* _Work to do_: Look through the records below and collect all lines that hold the string "Output".

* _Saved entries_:
───
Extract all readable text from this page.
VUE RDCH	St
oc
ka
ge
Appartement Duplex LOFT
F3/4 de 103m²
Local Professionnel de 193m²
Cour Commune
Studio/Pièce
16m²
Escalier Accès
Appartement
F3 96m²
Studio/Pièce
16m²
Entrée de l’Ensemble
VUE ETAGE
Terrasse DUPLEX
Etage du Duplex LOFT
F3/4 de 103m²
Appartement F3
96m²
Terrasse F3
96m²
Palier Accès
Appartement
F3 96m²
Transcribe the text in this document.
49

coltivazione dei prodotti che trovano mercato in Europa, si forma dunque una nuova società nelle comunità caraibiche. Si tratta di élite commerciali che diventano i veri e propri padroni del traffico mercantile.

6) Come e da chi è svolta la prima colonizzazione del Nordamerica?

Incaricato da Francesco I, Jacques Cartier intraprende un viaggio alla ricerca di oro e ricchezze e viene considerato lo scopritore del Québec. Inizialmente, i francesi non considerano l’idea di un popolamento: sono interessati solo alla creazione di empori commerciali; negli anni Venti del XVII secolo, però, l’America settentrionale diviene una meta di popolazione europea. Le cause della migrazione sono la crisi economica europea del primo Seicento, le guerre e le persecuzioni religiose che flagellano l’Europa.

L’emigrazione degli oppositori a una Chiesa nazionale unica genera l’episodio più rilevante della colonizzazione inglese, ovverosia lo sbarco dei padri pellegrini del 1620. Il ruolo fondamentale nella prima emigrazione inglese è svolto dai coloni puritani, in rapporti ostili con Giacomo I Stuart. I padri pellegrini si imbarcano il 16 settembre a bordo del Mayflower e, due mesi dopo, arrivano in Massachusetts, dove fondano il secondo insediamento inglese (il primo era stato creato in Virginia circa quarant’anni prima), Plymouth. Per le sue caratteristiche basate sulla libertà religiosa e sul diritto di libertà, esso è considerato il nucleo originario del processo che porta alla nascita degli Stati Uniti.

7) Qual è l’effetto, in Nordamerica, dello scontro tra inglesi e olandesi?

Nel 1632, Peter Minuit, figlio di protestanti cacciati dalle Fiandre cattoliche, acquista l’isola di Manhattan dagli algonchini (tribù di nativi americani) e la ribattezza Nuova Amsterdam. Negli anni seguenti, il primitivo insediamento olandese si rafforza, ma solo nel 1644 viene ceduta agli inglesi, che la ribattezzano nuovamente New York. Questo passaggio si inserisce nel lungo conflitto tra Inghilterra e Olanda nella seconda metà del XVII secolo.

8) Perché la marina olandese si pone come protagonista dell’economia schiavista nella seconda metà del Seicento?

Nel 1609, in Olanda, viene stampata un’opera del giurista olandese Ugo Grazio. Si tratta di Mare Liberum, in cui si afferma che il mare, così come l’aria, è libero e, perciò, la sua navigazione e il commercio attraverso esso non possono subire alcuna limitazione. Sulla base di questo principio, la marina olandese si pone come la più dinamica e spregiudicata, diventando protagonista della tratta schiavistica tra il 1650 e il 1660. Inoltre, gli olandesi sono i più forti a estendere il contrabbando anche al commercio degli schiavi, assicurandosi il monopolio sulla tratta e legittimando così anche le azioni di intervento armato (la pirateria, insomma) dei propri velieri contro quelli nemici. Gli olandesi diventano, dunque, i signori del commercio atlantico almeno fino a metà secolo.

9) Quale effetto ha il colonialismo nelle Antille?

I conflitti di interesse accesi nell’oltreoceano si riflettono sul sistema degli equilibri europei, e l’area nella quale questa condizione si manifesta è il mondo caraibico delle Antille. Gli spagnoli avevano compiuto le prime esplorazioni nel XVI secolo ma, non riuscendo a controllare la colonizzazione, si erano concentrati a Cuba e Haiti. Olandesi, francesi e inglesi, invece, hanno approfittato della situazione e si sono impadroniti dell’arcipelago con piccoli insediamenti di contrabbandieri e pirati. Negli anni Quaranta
───
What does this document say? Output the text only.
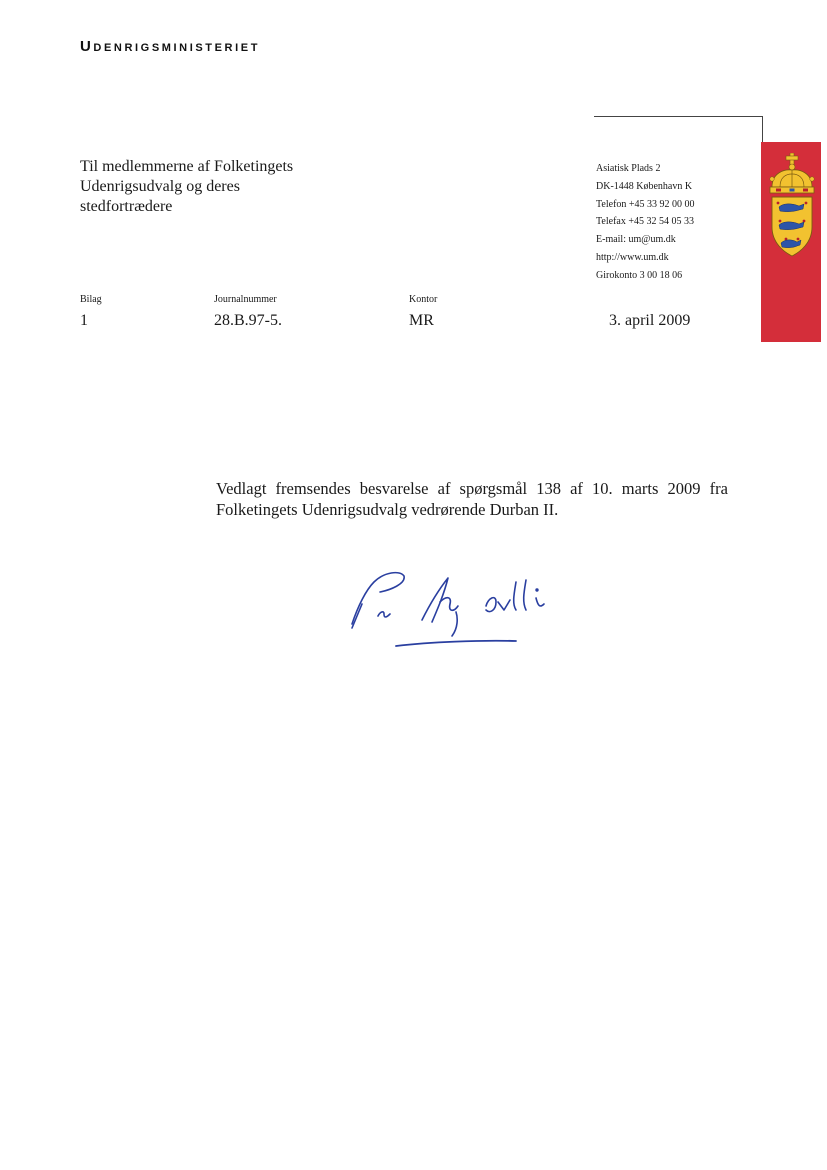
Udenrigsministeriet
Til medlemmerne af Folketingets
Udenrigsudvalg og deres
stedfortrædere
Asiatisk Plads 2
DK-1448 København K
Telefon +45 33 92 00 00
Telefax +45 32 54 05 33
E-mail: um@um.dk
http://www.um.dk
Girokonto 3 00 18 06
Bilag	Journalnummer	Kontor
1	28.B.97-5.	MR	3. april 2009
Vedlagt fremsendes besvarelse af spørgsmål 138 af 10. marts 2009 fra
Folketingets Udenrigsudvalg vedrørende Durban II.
───
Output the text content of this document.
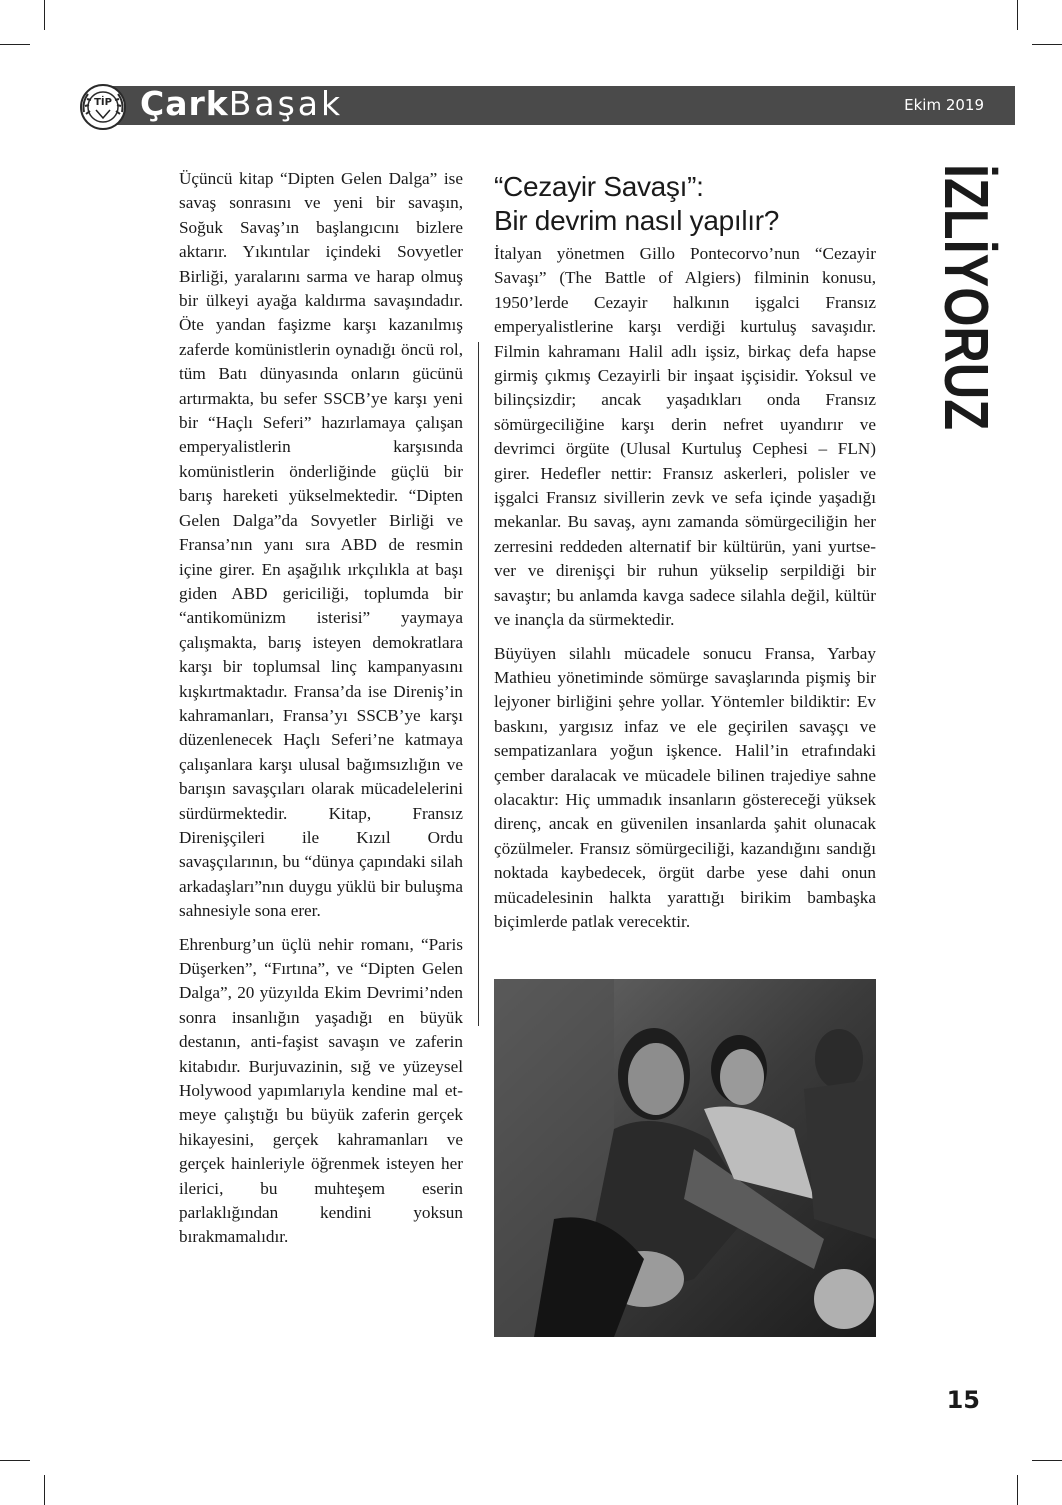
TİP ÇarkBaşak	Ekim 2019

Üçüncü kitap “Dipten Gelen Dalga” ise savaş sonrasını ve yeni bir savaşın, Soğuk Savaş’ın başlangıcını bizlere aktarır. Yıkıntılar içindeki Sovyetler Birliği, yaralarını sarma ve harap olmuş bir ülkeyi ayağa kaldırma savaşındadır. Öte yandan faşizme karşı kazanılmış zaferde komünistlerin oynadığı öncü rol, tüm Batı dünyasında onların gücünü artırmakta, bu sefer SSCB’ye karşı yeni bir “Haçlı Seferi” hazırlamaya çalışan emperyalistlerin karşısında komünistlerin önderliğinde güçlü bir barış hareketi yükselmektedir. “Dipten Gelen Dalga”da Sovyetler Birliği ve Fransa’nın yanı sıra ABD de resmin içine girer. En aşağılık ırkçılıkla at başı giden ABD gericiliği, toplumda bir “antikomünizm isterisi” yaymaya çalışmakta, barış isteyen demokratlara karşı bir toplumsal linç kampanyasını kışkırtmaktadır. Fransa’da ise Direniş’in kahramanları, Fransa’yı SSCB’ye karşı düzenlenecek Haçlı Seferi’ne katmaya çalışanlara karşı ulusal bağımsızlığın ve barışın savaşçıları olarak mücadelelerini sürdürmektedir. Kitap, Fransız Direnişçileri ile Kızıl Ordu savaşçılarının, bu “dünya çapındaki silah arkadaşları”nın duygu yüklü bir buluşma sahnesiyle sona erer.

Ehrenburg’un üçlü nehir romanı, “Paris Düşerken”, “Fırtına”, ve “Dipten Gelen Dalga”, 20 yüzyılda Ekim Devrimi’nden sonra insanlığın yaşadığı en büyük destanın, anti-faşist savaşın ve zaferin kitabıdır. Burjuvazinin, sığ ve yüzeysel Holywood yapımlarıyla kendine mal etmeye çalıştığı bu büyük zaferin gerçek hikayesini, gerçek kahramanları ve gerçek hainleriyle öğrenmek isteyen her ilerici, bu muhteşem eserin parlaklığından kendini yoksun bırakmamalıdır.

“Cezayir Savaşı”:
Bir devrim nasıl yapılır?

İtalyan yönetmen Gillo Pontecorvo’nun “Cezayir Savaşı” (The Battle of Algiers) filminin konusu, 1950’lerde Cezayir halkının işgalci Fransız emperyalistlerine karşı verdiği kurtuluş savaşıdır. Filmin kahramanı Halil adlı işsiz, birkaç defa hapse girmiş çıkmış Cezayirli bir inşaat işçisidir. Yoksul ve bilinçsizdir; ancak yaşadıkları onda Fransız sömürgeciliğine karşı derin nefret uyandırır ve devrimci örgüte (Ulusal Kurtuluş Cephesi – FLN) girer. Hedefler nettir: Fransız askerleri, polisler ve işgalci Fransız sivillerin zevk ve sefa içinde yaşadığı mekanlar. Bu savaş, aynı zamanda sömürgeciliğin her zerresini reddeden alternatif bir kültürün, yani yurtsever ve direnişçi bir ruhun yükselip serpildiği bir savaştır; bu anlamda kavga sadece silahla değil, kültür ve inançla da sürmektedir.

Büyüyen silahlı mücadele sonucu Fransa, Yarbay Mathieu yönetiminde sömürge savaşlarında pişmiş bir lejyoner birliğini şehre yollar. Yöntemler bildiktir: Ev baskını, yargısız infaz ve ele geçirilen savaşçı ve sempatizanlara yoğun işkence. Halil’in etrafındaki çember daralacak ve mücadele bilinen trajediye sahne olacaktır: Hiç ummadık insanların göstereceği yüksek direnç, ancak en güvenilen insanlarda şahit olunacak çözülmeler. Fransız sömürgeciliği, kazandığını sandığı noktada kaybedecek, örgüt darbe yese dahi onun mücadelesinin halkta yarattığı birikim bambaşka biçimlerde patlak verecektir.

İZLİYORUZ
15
───
* _Result_:
What does this document say? Output the text only.
Output the text content of this document.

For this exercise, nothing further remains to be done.